- _Data listing_
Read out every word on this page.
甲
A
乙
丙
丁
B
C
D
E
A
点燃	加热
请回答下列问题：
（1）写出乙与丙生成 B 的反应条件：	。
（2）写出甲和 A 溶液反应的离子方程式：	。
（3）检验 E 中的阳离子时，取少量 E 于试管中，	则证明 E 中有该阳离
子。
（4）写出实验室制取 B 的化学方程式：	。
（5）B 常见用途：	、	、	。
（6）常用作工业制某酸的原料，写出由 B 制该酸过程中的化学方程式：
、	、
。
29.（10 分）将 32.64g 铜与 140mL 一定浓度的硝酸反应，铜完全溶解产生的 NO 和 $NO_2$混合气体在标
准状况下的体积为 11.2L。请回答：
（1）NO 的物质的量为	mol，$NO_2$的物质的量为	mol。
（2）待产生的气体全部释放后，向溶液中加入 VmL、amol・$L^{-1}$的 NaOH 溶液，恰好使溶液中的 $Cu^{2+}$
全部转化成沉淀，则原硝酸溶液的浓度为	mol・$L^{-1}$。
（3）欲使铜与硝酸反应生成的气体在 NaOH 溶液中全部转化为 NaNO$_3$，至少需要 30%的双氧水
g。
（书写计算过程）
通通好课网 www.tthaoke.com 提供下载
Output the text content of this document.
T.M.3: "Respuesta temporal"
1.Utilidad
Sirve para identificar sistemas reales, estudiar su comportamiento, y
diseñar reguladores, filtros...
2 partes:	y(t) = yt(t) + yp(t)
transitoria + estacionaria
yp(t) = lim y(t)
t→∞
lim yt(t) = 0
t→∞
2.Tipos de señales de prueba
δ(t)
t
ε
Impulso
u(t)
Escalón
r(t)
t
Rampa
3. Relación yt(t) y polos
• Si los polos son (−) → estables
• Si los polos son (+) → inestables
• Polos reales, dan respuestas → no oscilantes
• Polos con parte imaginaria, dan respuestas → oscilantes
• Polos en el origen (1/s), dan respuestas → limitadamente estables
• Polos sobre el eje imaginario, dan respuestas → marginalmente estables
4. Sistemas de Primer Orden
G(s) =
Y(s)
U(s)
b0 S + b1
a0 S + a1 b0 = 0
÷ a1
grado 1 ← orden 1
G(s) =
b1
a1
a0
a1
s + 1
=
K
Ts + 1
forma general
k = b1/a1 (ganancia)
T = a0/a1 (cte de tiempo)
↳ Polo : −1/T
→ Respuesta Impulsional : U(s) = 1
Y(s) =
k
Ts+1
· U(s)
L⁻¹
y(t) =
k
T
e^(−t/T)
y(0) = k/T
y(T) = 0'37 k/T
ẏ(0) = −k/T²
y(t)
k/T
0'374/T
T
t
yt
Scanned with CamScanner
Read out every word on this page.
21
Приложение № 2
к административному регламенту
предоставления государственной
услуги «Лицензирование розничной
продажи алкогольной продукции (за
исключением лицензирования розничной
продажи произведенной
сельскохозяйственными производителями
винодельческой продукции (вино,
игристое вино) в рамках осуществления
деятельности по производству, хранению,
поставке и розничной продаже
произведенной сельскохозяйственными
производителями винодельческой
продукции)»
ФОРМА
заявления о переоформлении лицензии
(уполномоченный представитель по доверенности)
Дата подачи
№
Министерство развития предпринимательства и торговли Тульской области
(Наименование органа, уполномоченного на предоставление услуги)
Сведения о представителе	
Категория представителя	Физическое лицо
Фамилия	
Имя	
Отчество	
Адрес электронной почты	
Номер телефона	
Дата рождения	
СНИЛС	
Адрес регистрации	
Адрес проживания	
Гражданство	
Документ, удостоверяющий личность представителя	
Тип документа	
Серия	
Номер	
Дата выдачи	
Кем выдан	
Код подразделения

- _EXERCISE GOAL_
Identify the lines of the data that contain the word "reales". Copy each of them.

- _RESULT OF THE TASK_
Sirve para identificar sistemas reales, estudiar su comportamiento, y
• Polos reales, dan respuestas → no oscilantes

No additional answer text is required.